▶ _RECORDS SHOWN_:
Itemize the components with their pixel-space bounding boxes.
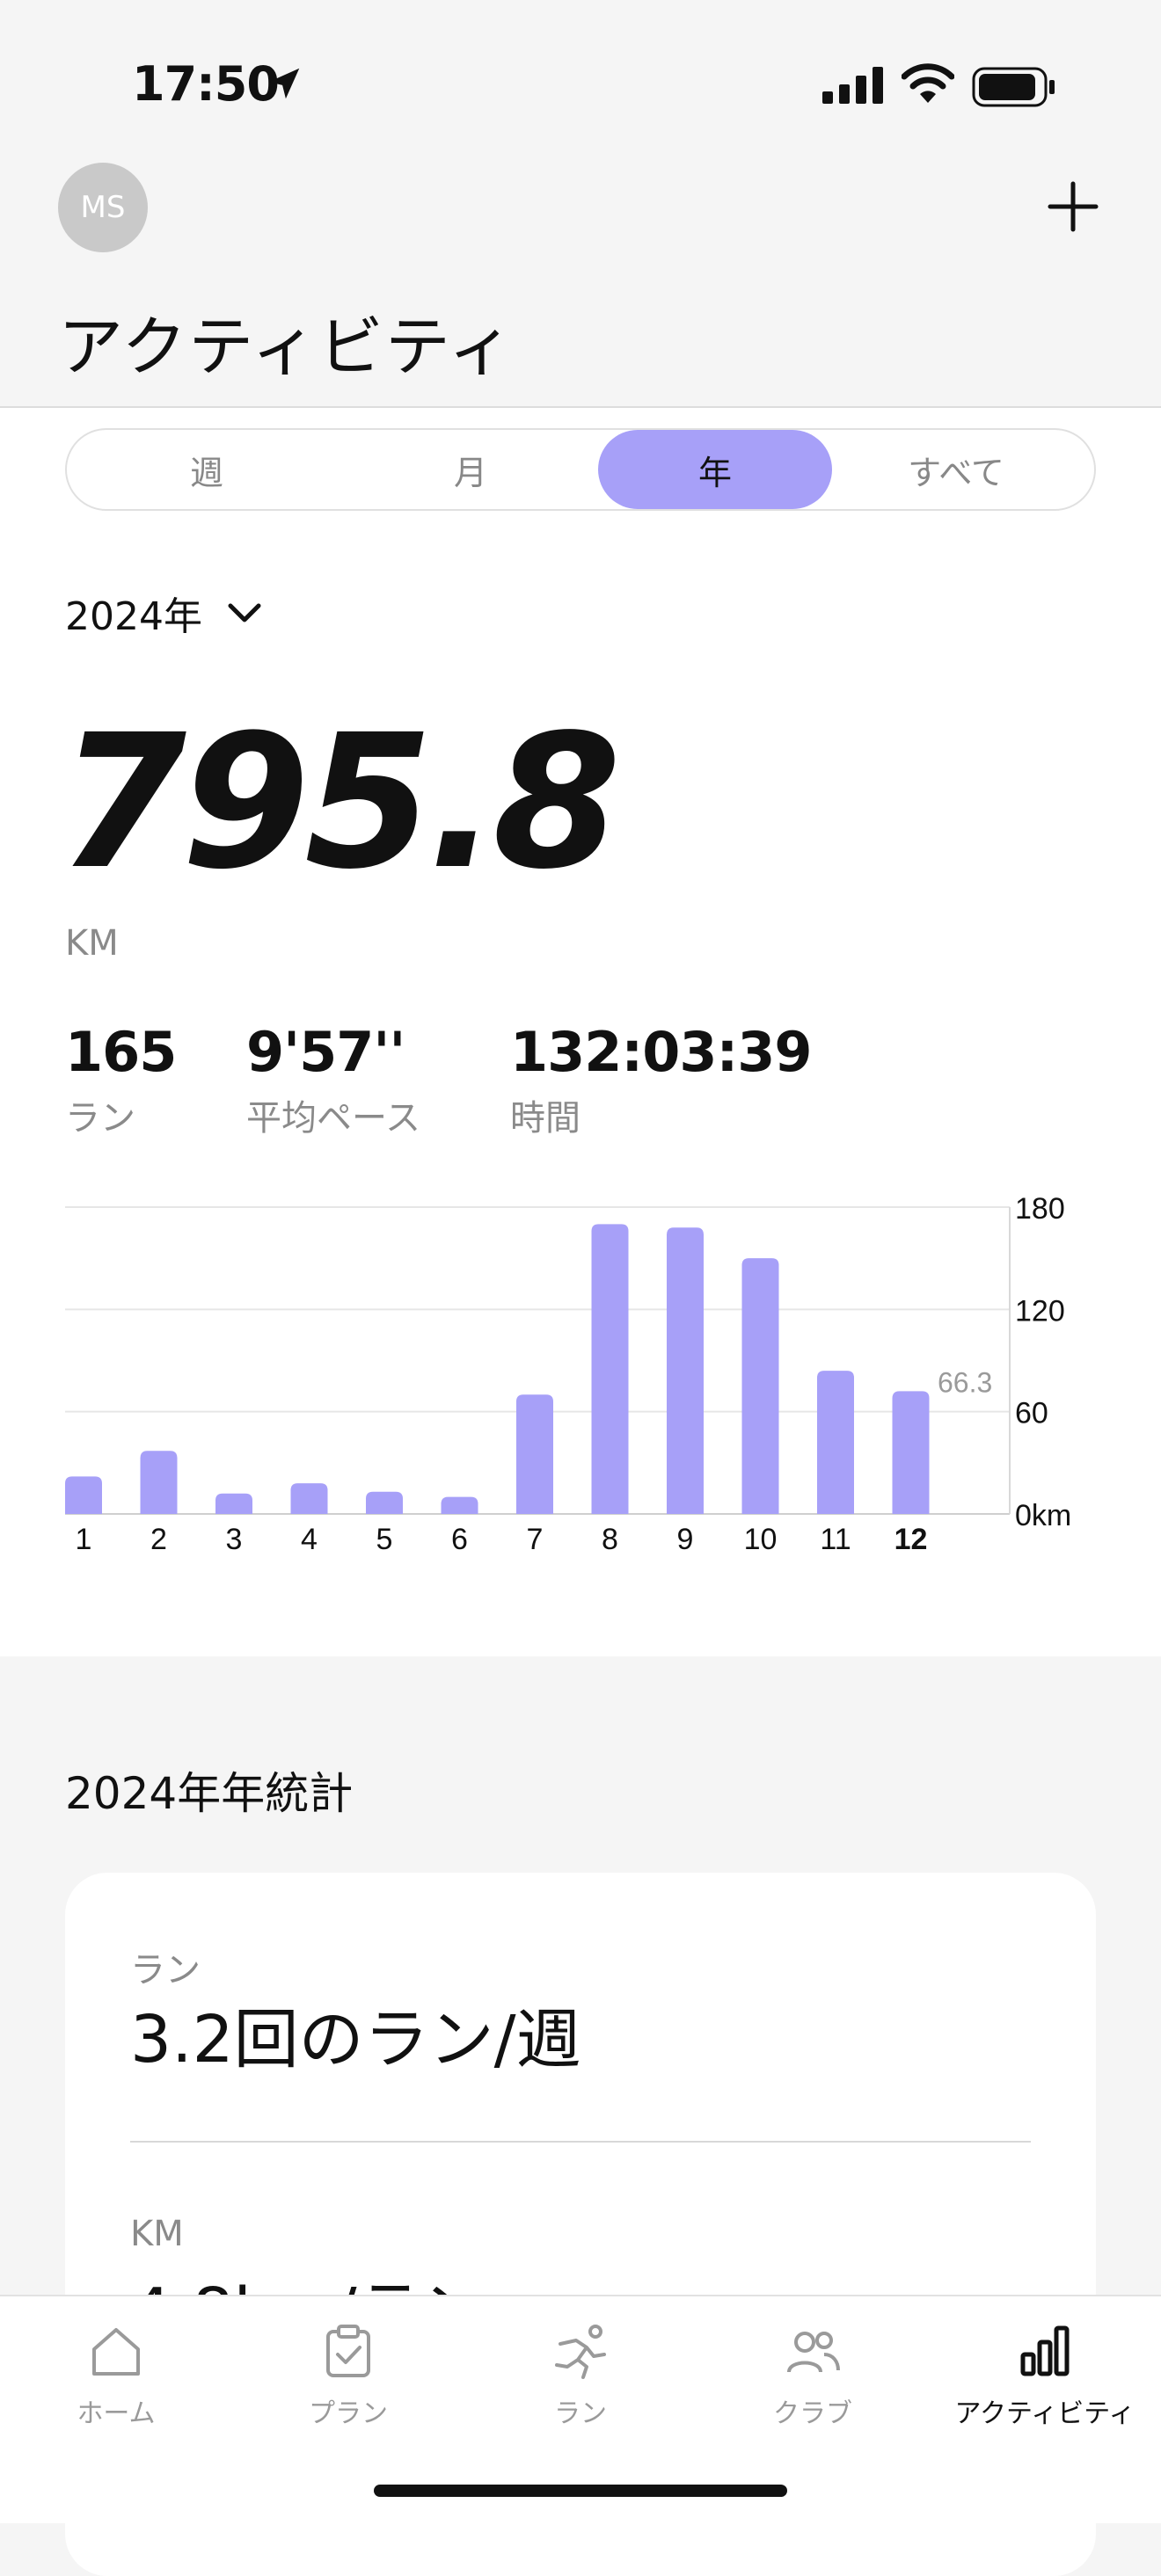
chart-y-tick-label: 120 bbox=[1015, 1294, 1065, 1328]
period-segmented-control: 週 月 年 すべて bbox=[65, 428, 1096, 511]
tab-plan-label: プラン bbox=[309, 2398, 388, 2429]
status-time: 17:50 bbox=[132, 56, 280, 112]
chart-bar bbox=[366, 1491, 403, 1514]
wifi-icon bbox=[902, 63, 954, 103]
chart-bar bbox=[817, 1371, 854, 1514]
tab-run-label: ラン bbox=[554, 2398, 607, 2429]
segment-year[interactable]: 年 bbox=[598, 430, 832, 509]
battery-icon bbox=[972, 67, 1055, 107]
card-runs-value: 3.2回のラン/週 bbox=[130, 2002, 581, 2078]
chart-average-label: 66.3 bbox=[938, 1367, 992, 1399]
stat-time-value: 132:03:39 bbox=[510, 1020, 813, 1084]
home-icon bbox=[92, 2328, 140, 2376]
chart-x-tick-label: 11 bbox=[820, 1523, 851, 1556]
chart-bar bbox=[667, 1227, 704, 1514]
chart-bar bbox=[441, 1496, 478, 1514]
chart-bar bbox=[215, 1493, 252, 1514]
bar-chart-icon bbox=[1020, 2325, 1070, 2376]
year-selector-label: 2024年 bbox=[65, 594, 202, 639]
year-selector[interactable]: 2024年 bbox=[65, 585, 262, 641]
tab-activity[interactable]: アクティビティ bbox=[929, 2323, 1161, 2430]
chart-x-tick-label: 10 bbox=[744, 1523, 778, 1556]
location-arrow-icon bbox=[268, 68, 300, 99]
chart-x-tick-label: 3 bbox=[226, 1523, 243, 1556]
stat-pace-value: 9'57'' bbox=[246, 1020, 405, 1084]
page-title: アクティビティ bbox=[58, 309, 515, 385]
monthly-distance-chart: 180120600km1 2 3 4 5 6 7 8 9 10 11 1266.3 bbox=[65, 1192, 1071, 1556]
stat-runs-label: ラン bbox=[65, 1098, 135, 1139]
chart-y-tick-label: 0km bbox=[1015, 1499, 1071, 1532]
chart-x-tick-label: 5 bbox=[376, 1523, 393, 1556]
card-divider bbox=[130, 2141, 1031, 2143]
runner-icon bbox=[555, 2325, 606, 2379]
stats-heading: 2024年年統計 bbox=[65, 1768, 354, 1819]
stat-runs: 165 ラン bbox=[65, 1020, 177, 1140]
chevron-down-icon bbox=[228, 603, 261, 622]
chart-bar bbox=[516, 1394, 553, 1514]
stat-time-label: 時間 bbox=[510, 1098, 580, 1139]
stat-runs-value: 165 bbox=[65, 1020, 177, 1084]
chart-x-tick-label: 1 bbox=[76, 1523, 92, 1556]
card-runs-label: ラン bbox=[130, 1950, 201, 1990]
tab-plan[interactable]: プラン bbox=[232, 2323, 464, 2430]
avatar[interactable]: MS bbox=[58, 163, 148, 252]
avatar-initials: MS bbox=[80, 190, 126, 225]
chart-bar bbox=[591, 1224, 629, 1514]
chart-x-tick-label: 2 bbox=[150, 1523, 167, 1556]
tab-club-label: クラブ bbox=[773, 2398, 852, 2429]
stat-time: 132:03:39 時間 bbox=[510, 1020, 813, 1140]
people-icon bbox=[787, 2332, 840, 2373]
segment-week[interactable]: 週 bbox=[90, 430, 324, 509]
tab-club[interactable]: クラブ bbox=[697, 2323, 929, 2430]
chart-bar bbox=[290, 1483, 328, 1514]
chart-x-tick-label: 4 bbox=[301, 1523, 318, 1556]
card-km-label: KM bbox=[130, 2214, 184, 2254]
tab-activity-label: アクティビティ bbox=[954, 2398, 1135, 2429]
tab-run[interactable]: ラン bbox=[464, 2323, 697, 2430]
stat-pace-label: 平均ペース bbox=[246, 1098, 420, 1139]
chart-bar bbox=[892, 1391, 930, 1514]
clipboard-check-icon bbox=[326, 2325, 370, 2377]
chart-bar bbox=[741, 1258, 779, 1514]
chart-bar bbox=[65, 1476, 102, 1514]
segment-month[interactable]: 月 bbox=[354, 430, 588, 509]
chart-bar bbox=[140, 1451, 178, 1514]
chart-y-tick-label: 180 bbox=[1015, 1192, 1065, 1226]
cellular-signal-icon bbox=[822, 67, 883, 104]
add-plus-icon[interactable] bbox=[1047, 180, 1099, 233]
stat-pace: 9'57'' 平均ペース bbox=[246, 1020, 420, 1140]
chart-x-tick-label: 6 bbox=[451, 1523, 468, 1556]
chart-x-tick-label: 12 bbox=[894, 1523, 928, 1556]
tab-home[interactable]: ホーム bbox=[0, 2323, 232, 2430]
chart-x-tick-label: 8 bbox=[602, 1523, 618, 1556]
tab-home-label: ホーム bbox=[77, 2398, 156, 2429]
chart-x-tick-label: 7 bbox=[527, 1523, 544, 1556]
chart-y-tick-label: 60 bbox=[1015, 1397, 1048, 1430]
total-distance: 795.8 bbox=[58, 695, 621, 910]
segment-all[interactable]: すべて bbox=[839, 430, 1073, 509]
distance-unit: KM bbox=[65, 923, 119, 964]
home-indicator bbox=[374, 2485, 787, 2497]
chart-x-tick-label: 9 bbox=[677, 1523, 694, 1556]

▶ _GIVEN REQUEST_:
Copy out the lines above word for word, starting with the line containing "chart-y-tick-label: 120 bbox=[1015, 1294, 1065, 1328]" and ending with the line containing "card-runs-value: 3.2回のラン/週 bbox=[130, 2002, 581, 2078]", both included.

▶ _EXERCISE OUTPUT_:
chart-y-tick-label: 120 bbox=[1015, 1294, 1065, 1328]
period-segmented-control: 週 月 年 すべて bbox=[65, 428, 1096, 511]
tab-plan-label: プラン bbox=[309, 2398, 388, 2429]
status-time: 17:50 bbox=[132, 56, 280, 112]
chart-bar bbox=[366, 1491, 403, 1514]
wifi-icon bbox=[902, 63, 954, 103]
chart-bar bbox=[817, 1371, 854, 1514]
tab-run-label: ラン bbox=[554, 2398, 607, 2429]
segment-year[interactable]: 年 bbox=[598, 430, 832, 509]
battery-icon bbox=[972, 67, 1055, 107]
card-runs-value: 3.2回のラン/週 bbox=[130, 2002, 581, 2078]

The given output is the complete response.